>> begin Material to process
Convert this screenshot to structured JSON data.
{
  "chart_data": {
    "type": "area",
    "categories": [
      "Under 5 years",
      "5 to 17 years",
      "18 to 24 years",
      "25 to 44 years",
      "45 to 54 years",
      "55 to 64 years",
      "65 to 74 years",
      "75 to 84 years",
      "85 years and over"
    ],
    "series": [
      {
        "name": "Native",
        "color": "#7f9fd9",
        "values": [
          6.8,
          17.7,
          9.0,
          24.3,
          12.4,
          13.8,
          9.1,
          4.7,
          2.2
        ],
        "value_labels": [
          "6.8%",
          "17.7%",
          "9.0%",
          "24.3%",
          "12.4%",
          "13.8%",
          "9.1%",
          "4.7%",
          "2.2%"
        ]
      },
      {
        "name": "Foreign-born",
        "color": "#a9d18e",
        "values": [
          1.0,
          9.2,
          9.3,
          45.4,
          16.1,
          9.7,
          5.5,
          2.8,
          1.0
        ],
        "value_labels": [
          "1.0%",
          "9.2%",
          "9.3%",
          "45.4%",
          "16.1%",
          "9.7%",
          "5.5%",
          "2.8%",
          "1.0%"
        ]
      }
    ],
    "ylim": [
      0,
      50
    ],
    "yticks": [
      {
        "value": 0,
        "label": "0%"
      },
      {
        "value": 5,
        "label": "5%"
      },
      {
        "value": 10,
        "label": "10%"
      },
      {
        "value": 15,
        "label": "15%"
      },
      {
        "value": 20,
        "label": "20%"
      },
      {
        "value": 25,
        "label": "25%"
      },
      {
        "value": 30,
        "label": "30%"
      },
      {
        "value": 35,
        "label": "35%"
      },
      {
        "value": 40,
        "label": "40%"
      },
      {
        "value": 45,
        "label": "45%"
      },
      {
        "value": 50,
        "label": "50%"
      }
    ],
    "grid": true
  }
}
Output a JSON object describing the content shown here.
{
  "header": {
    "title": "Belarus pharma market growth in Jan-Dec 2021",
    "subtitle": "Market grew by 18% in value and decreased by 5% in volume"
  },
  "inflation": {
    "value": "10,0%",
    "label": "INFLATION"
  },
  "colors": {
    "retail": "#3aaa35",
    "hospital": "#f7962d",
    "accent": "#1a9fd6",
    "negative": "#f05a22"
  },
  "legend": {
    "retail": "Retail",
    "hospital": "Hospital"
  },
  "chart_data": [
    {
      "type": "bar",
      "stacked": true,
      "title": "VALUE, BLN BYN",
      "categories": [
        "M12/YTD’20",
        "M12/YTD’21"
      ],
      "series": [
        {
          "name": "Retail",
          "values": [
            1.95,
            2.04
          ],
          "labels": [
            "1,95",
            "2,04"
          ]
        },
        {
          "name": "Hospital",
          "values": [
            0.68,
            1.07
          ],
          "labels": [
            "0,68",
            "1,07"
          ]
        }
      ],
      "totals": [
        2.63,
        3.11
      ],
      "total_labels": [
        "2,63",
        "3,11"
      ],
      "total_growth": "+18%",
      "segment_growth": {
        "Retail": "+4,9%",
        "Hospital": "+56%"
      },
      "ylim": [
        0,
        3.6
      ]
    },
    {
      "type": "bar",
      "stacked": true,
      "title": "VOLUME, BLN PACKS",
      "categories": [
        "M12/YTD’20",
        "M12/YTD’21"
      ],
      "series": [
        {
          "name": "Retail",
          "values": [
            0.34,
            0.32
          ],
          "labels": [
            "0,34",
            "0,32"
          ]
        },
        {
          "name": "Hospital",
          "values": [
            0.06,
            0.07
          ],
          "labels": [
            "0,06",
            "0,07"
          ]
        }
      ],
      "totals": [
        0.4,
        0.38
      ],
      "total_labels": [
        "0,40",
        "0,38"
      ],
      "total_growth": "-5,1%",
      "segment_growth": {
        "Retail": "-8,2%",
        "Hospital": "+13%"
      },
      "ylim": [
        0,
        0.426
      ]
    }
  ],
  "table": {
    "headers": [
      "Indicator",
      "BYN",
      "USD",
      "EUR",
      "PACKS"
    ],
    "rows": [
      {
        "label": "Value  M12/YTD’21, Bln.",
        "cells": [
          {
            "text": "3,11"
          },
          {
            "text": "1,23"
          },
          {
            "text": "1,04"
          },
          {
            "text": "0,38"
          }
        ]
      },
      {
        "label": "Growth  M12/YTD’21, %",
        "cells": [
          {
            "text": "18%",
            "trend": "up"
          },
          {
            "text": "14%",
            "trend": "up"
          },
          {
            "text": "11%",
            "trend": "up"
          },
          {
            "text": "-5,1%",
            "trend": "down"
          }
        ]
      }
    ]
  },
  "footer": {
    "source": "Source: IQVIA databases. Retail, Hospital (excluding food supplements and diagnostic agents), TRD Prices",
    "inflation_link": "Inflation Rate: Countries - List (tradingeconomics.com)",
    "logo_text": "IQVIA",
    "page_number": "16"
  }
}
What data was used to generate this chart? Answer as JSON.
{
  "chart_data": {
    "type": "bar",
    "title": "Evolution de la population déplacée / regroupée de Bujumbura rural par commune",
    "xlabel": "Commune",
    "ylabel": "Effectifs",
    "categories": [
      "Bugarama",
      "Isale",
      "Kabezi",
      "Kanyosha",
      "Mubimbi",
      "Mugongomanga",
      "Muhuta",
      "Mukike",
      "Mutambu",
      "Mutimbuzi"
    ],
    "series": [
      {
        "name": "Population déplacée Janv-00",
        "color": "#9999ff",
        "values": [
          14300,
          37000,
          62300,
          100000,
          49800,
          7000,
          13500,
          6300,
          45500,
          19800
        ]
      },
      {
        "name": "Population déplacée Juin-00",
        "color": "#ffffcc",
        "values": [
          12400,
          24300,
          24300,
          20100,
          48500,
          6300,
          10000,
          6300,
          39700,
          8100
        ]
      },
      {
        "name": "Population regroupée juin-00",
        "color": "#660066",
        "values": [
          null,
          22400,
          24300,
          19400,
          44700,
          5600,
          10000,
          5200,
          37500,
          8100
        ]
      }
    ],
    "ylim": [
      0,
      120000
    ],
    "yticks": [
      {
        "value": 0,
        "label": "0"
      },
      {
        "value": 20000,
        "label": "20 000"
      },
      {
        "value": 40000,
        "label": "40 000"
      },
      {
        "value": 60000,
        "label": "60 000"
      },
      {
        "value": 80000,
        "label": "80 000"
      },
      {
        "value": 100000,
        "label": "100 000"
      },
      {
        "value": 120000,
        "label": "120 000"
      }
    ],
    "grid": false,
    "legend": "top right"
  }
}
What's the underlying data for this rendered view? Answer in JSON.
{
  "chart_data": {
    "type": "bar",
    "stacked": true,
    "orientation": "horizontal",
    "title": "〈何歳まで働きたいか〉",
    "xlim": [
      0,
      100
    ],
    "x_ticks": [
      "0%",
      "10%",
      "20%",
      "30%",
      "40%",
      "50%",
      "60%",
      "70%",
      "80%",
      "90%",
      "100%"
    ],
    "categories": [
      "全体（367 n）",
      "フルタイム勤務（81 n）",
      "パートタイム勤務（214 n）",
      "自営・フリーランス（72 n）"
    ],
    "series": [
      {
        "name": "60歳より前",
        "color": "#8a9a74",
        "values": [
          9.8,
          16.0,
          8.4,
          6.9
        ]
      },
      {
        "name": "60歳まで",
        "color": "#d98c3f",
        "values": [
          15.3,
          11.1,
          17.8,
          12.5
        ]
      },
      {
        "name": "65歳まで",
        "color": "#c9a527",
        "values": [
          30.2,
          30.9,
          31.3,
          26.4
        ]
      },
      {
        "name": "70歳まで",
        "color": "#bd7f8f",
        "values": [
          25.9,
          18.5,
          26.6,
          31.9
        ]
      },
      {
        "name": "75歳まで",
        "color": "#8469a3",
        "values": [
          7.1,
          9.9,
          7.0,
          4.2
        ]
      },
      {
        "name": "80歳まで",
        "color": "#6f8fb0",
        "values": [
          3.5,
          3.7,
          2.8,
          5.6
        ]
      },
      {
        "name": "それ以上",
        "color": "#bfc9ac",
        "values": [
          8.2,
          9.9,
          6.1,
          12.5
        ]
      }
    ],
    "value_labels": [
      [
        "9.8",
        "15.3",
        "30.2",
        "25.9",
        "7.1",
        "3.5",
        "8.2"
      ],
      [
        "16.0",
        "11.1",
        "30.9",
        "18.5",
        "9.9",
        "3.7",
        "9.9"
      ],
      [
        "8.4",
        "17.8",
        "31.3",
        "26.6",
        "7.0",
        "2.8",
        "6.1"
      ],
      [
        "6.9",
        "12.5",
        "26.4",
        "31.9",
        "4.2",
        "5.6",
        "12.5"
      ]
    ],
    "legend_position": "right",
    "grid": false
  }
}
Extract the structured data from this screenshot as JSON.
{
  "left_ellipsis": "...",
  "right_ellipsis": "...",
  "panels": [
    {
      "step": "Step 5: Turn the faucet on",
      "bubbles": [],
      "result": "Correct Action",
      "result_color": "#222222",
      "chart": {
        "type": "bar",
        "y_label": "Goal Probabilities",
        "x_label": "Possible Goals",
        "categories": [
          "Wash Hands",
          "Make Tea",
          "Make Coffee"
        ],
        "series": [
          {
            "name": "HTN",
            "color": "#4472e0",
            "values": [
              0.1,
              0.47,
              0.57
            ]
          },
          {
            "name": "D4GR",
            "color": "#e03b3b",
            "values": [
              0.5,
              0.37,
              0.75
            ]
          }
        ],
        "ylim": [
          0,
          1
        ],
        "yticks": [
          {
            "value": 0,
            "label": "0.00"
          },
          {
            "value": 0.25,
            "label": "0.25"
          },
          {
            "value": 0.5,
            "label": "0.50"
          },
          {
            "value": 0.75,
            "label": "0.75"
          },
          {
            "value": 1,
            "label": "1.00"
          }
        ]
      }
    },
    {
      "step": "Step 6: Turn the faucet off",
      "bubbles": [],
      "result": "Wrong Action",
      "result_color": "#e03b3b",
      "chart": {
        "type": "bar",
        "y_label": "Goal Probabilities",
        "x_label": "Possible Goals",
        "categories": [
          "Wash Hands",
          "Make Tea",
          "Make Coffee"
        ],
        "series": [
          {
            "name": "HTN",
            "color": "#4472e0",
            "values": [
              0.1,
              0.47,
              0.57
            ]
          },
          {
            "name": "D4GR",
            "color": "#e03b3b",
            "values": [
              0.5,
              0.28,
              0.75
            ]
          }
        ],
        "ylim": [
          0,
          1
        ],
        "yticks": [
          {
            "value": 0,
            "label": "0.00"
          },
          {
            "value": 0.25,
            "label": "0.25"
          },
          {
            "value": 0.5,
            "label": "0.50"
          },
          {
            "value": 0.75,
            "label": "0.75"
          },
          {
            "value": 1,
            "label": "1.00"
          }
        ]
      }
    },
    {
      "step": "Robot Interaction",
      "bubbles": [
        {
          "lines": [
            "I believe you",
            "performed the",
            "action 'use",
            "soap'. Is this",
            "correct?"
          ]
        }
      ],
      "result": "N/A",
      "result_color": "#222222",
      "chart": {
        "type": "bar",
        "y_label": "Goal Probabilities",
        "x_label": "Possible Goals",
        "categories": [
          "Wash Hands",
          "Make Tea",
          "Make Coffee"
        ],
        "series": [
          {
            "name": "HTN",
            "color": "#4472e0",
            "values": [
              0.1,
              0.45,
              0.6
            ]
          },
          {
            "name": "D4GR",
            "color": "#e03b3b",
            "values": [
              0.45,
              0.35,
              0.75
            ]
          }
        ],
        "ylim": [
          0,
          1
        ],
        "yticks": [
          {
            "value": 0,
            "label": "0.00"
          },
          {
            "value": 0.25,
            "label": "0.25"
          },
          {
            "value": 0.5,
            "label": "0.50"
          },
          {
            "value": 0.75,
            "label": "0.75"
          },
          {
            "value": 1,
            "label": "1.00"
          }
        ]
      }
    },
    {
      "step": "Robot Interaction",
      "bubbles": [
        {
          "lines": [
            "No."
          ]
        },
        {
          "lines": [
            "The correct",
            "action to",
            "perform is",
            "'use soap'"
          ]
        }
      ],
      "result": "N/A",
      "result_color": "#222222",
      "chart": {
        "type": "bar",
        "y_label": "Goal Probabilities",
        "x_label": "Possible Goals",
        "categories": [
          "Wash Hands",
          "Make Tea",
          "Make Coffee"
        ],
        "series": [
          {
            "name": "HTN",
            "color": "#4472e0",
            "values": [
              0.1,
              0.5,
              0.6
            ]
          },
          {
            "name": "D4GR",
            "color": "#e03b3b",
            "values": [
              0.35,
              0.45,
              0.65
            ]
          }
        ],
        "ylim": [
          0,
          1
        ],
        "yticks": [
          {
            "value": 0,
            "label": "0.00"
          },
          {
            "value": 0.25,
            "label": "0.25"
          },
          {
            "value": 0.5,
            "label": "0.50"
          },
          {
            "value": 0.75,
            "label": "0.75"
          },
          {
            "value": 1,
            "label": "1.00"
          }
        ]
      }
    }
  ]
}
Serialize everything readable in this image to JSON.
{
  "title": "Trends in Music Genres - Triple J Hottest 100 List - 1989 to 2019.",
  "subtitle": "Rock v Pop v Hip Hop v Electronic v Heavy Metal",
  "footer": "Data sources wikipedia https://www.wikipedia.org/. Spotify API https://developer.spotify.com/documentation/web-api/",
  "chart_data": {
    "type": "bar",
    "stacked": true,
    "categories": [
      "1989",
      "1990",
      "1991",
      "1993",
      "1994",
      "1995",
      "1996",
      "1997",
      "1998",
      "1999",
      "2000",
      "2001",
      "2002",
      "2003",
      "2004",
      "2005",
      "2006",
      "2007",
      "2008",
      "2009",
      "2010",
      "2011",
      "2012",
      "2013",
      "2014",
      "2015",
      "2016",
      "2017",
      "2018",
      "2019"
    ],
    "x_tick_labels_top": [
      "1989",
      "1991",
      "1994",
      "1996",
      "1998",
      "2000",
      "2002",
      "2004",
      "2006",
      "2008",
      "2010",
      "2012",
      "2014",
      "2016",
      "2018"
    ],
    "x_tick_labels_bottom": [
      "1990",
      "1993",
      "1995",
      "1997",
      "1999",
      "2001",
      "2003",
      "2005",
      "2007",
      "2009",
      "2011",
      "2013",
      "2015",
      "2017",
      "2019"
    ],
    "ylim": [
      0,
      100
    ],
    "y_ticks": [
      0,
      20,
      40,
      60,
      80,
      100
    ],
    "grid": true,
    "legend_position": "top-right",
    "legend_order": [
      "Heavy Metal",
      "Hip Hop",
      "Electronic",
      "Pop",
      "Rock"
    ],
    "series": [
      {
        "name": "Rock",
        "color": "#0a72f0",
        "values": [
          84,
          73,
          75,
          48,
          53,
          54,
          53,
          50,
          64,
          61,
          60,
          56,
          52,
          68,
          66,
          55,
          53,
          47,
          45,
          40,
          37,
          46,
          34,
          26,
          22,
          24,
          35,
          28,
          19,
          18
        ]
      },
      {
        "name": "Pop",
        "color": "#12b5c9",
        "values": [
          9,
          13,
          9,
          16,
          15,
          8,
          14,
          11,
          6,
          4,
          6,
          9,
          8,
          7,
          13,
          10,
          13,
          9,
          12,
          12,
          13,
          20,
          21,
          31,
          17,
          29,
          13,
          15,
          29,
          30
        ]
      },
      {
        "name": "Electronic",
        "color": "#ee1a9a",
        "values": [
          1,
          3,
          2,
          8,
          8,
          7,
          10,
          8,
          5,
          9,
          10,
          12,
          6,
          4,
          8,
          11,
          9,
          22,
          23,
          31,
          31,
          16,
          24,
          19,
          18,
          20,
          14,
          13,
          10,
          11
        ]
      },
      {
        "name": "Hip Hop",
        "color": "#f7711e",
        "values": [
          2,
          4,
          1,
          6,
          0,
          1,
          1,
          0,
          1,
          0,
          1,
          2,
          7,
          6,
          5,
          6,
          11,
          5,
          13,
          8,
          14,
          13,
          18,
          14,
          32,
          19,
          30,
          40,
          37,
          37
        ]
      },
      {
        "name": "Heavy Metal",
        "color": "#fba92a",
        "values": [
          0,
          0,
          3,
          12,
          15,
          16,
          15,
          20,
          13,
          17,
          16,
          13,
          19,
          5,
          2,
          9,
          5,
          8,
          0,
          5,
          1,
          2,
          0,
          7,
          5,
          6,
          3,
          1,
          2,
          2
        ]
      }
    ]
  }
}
>> end Material to process
*Stated problem:* Exactly how many lines of the material contain the word "step"? Write the number alone.

*Output of the task:* 4